══ Exercise material ══

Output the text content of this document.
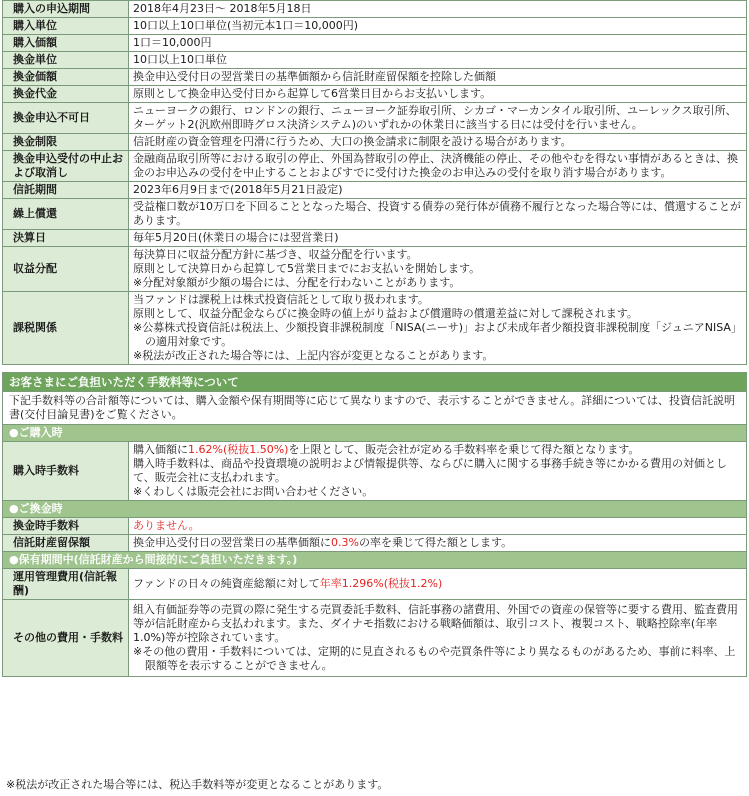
購入の申込期間	2018年4月23日～ 2018年5月18日

購入単位	10口以上10口単位(当初元本1口＝10,000円)

購入価額	1口＝10,000円

換金単位	10口以上10口単位

換金価額	換金申込受付日の翌営業日の基準価額から信託財産留保額を控除した価額

換金代金	原則として換金申込受付日から起算して6営業日目からお支払いします。

換金申込不可日	ニューヨークの銀行、ロンドンの銀行、ニューヨーク証券取引所、シカゴ・マーカンタイル取引所、ユーレックス取引所、ターゲット2(汎欧州即時グロス決済システム)のいずれかの休業日に該当する日には受付を行いません。

換金制限	信託財産の資金管理を円滑に行うため、大口の換金請求に制限を設ける場合があります。

換金申込受付の中止および取消し	金融商品取引所等における取引の停止、外国為替取引の停止、決済機能の停止、その他やむを得ない事情があるときは、換金のお申込みの受付を中止することおよびすでに受付けた換金のお申込みの受付を取り消す場合があります。

信託期間	2023年6月9日まで(2018年5月21日設定)

繰上償還	受益権口数が10万口を下回ることとなった場合、投資する債券の発行体が債務不履行となった場合等には、償還することがあります。

決算日	毎年5月20日(休業日の場合には翌営業日)

収益分配	毎決算日に収益分配方針に基づき、収益分配を行います。
原則として決算日から起算して5営業日までにお支払いを開始します。
※分配対象額が少額の場合には、分配を行わないことがあります。

課税関係	当ファンドは課税上は株式投資信託として取り扱われます。
原則として、収益分配金ならびに換金時の値上がり益および償還時の償還差益に対して課税されます。
※公募株式投資信託は税法上、少額投資非課税制度「NISA(ニーサ)」および未成年者少額投資非課税制度「ジュニアNISA」の適用対象です。
※税法が改正された場合等には、上記内容が変更となることがあります。
お客さまにご負担いただく手数料等について	
下記手数料等の合計額等については、購入金額や保有期間等に応じて異なりますので、表示することができません。詳細については、投資信託説明書(交付目論見書)をご覧ください。	
●ご購入時	
購入時手数料	購入価額に1.62%(税抜1.50%)を上限として、販売会社が定める手数料率を乗じて得た額となります。
購入時手数料は、商品や投資環境の説明および情報提供等、ならびに購入に関する事務手続き等にかかる費用の対価として、販売会社に支払われます。
※くわしくは販売会社にお問い合わせください。

●ご換金時	
換金時手数料	ありません。
信託財産留保額	換金申込受付日の翌営業日の基準価額に0.3%の率を乗じて得た額とします。
●保有期間中(信託財産から間接的にご負担いただきます。)	
運用管理費用(信託報酬)	ファンドの日々の純資産総額に対して年率1.296%(税抜1.2%)
その他の費用・手数料	組入有価証券等の売買の際に発生する売買委託手数料、信託事務の諸費用、外国での資産の保管等に要する費用、監査費用等が信託財産から支払われます。また、ダイナモ指数における戦略価額は、取引コスト、複製コスト、戦略控除率(年率1.0%)等が控除されています。
※その他の費用・手数料については、定期的に見直されるものや売買条件等により異なるものがあるため、事前に料率、上限額等を表示することができません。
※税法が改正された場合等には、税込手数料等が変更となることがあります。
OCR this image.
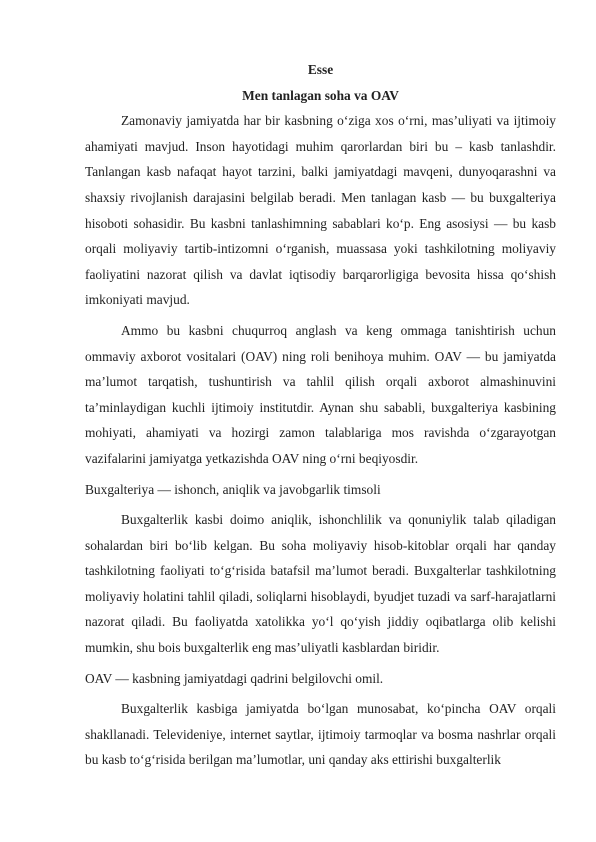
Esse

Men tanlagan soha va OAV

Zamonaviy jamiyatda har bir kasbning o‘ziga xos o‘rni, mas’uliyati va ijtimoiy ahamiyati mavjud. Inson hayotidagi muhim qarorlardan biri bu – kasb tanlashdir. Tanlangan kasb nafaqat hayot tarzini, balki jamiyatdagi mavqeni, dunyoqarashni va shaxsiy rivojlanish darajasini belgilab beradi. Men tanlagan kasb — bu buxgalteriya hisoboti sohasidir. Bu kasbni tanlashimning sabablari ko‘p. Eng asosiysi — bu kasb orqali moliyaviy tartib-intizomni o‘rganish, muassasa yoki tashkilotning moliyaviy faoliyatini nazorat qilish va davlat iqtisodiy barqarorligiga bevosita hissa qo‘shish imkoniyati mavjud.

Ammo bu kasbni chuqurroq anglash va keng ommaga tanishtirish uchun ommaviy axborot vositalari (OAV) ning roli benihoya muhim. OAV — bu jamiyatda ma’lumot tarqatish, tushuntirish va tahlil qilish orqali axborot almashinuvini ta’minlaydigan kuchli ijtimoiy institutdir. Aynan shu sababli, buxgalteriya kasbining mohiyati, ahamiyati va hozirgi zamon talablariga mos ravishda o‘zgarayotgan vazifalarini jamiyatga yetkazishda OAV ning o‘rni beqiyosdir.

Buxgalteriya — ishonch, aniqlik va javobgarlik timsoli

Buxgalterlik kasbi doimo aniqlik, ishonchlilik va qonuniylik talab qiladigan sohalardan biri bo‘lib kelgan. Bu soha moliyaviy hisob-kitoblar orqali har qanday tashkilotning faoliyati to‘g‘risida batafsil ma’lumot beradi. Buxgalterlar tashkilotning moliyaviy holatini tahlil qiladi, soliqlarni hisoblaydi, byudjet tuzadi va sarf-harajatlarni nazorat qiladi. Bu faoliyatda xatolikka yo‘l qo‘yish jiddiy oqibatlarga olib kelishi mumkin, shu bois buxgalterlik eng mas’uliyatli kasblardan biridir.

OAV — kasbning jamiyatdagi qadrini belgilovchi omil.

Buxgalterlik kasbiga jamiyatda bo‘lgan munosabat, ko‘pincha OAV orqali shakllanadi. Televideniye, internet saytlar, ijtimoiy tarmoqlar va bosma nashrlar orqali bu kasb to‘g‘risida berilgan ma’lumotlar, uni qanday aks ettirishi buxgalterlik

═══

Transcribe every entry word for word, but skip the pictures.

** Answer to the task **
Output the text content of this document.
購入の申込期間	2018年4月23日～ 2018年5月18日

購入単位	10口以上10口単位(当初元本1口＝10,000円)

購入価額	1口＝10,000円

換金単位	10口以上10口単位

換金価額	換金申込受付日の翌営業日の基準価額から信託財産留保額を控除した価額

換金代金	原則として換金申込受付日から起算して6営業日目からお支払いします。

換金申込不可日	ニューヨークの銀行、ロンドンの銀行、ニューヨーク証券取引所、シカゴ・マーカンタイル取引所、ユーレックス取引所、ターゲット2(汎欧州即時グロス決済システム)のいずれかの休業日に該当する日には受付を行いません。

換金制限	信託財産の資金管理を円滑に行うため、大口の換金請求に制限を設ける場合があります。

換金申込受付の中止および取消し	金融商品取引所等における取引の停止、外国為替取引の停止、決済機能の停止、その他やむを得ない事情があるときは、換金のお申込みの受付を中止することおよびすでに受付けた換金のお申込みの受付を取り消す場合があります。

信託期間	2023年6月9日まで(2018年5月21日設定)

繰上償還	受益権口数が10万口を下回ることとなった場合、投資する債券の発行体が債務不履行となった場合等には、償還することがあります。

決算日	毎年5月20日(休業日の場合には翌営業日)

収益分配	毎決算日に収益分配方針に基づき、収益分配を行います。
原則として決算日から起算して5営業日までにお支払いを開始します。
※分配対象額が少額の場合には、分配を行わないことがあります。

課税関係	当ファンドは課税上は株式投資信託として取り扱われます。
原則として、収益分配金ならびに換金時の値上がり益および償還時の償還差益に対して課税されます。
※公募株式投資信託は税法上、少額投資非課税制度「NISA(ニーサ)」および未成年者少額投資非課税制度「ジュニアNISA」の適用対象です。
※税法が改正された場合等には、上記内容が変更となることがあります。
お客さまにご負担いただく手数料等について	
下記手数料等の合計額等については、購入金額や保有期間等に応じて異なりますので、表示することができません。詳細については、投資信託説明書(交付目論見書)をご覧ください。	
●ご購入時	
購入時手数料	購入価額に1.62%(税抜1.50%)を上限として、販売会社が定める手数料率を乗じて得た額となります。
購入時手数料は、商品や投資環境の説明および情報提供等、ならびに購入に関する事務手続き等にかかる費用の対価として、販売会社に支払われます。
※くわしくは販売会社にお問い合わせください。

●ご換金時	
換金時手数料	ありません。
信託財産留保額	換金申込受付日の翌営業日の基準価額に0.3%の率を乗じて得た額とします。
●保有期間中(信託財産から間接的にご負担いただきます。)	
運用管理費用(信託報酬)	ファンドの日々の純資産総額に対して年率1.296%(税抜1.2%)
その他の費用・手数料	組入有価証券等の売買の際に発生する売買委託手数料、信託事務の諸費用、外国での資産の保管等に要する費用、監査費用等が信託財産から支払われます。また、ダイナモ指数における戦略価額は、取引コスト、複製コスト、戦略控除率(年率1.0%)等が控除されています。
※その他の費用・手数料については、定期的に見直されるものや売買条件等により異なるものがあるため、事前に料率、上限額等を表示することができません。
※税法が改正された場合等には、税込手数料等が変更となることがあります。
OCR this image.
Esse

Men tanlagan soha va OAV

Zamonaviy jamiyatda har bir kasbning o‘ziga xos o‘rni, mas’uliyati va ijtimoiy ahamiyati mavjud. Inson hayotidagi muhim qarorlardan biri bu – kasb tanlashdir. Tanlangan kasb nafaqat hayot tarzini, balki jamiyatdagi mavqeni, dunyoqarashni va shaxsiy rivojlanish darajasini belgilab beradi. Men tanlagan kasb — bu buxgalteriya hisoboti sohasidir. Bu kasbni tanlashimning sabablari ko‘p. Eng asosiysi — bu kasb orqali moliyaviy tartib-intizomni o‘rganish, muassasa yoki tashkilotning moliyaviy faoliyatini nazorat qilish va davlat iqtisodiy barqarorligiga bevosita hissa qo‘shish imkoniyati mavjud.

Ammo bu kasbni chuqurroq anglash va keng ommaga tanishtirish uchun ommaviy axborot vositalari (OAV) ning roli benihoya muhim. OAV — bu jamiyatda ma’lumot tarqatish, tushuntirish va tahlil qilish orqali axborot almashinuvini ta’minlaydigan kuchli ijtimoiy institutdir. Aynan shu sababli, buxgalteriya kasbining mohiyati, ahamiyati va hozirgi zamon talablariga mos ravishda o‘zgarayotgan vazifalarini jamiyatga yetkazishda OAV ning o‘rni beqiyosdir.

Buxgalteriya — ishonch, aniqlik va javobgarlik timsoli

Buxgalterlik kasbi doimo aniqlik, ishonchlilik va qonuniylik talab qiladigan sohalardan biri bo‘lib kelgan. Bu soha moliyaviy hisob-kitoblar orqali har qanday tashkilotning faoliyati to‘g‘risida batafsil ma’lumot beradi. Buxgalterlar tashkilotning moliyaviy holatini tahlil qiladi, soliqlarni hisoblaydi, byudjet tuzadi va sarf-harajatlarni nazorat qiladi. Bu faoliyatda xatolikka yo‘l qo‘yish jiddiy oqibatlarga olib kelishi mumkin, shu bois buxgalterlik eng mas’uliyatli kasblardan biridir.

OAV — kasbning jamiyatdagi qadrini belgilovchi omil.

Buxgalterlik kasbiga jamiyatda bo‘lgan munosabat, ko‘pincha OAV orqali shakllanadi. Televideniye, internet saytlar, ijtimoiy tarmoqlar va bosma nashrlar orqali bu kasb to‘g‘risida berilgan ma’lumotlar, uni qanday aks ettirishi buxgalterlik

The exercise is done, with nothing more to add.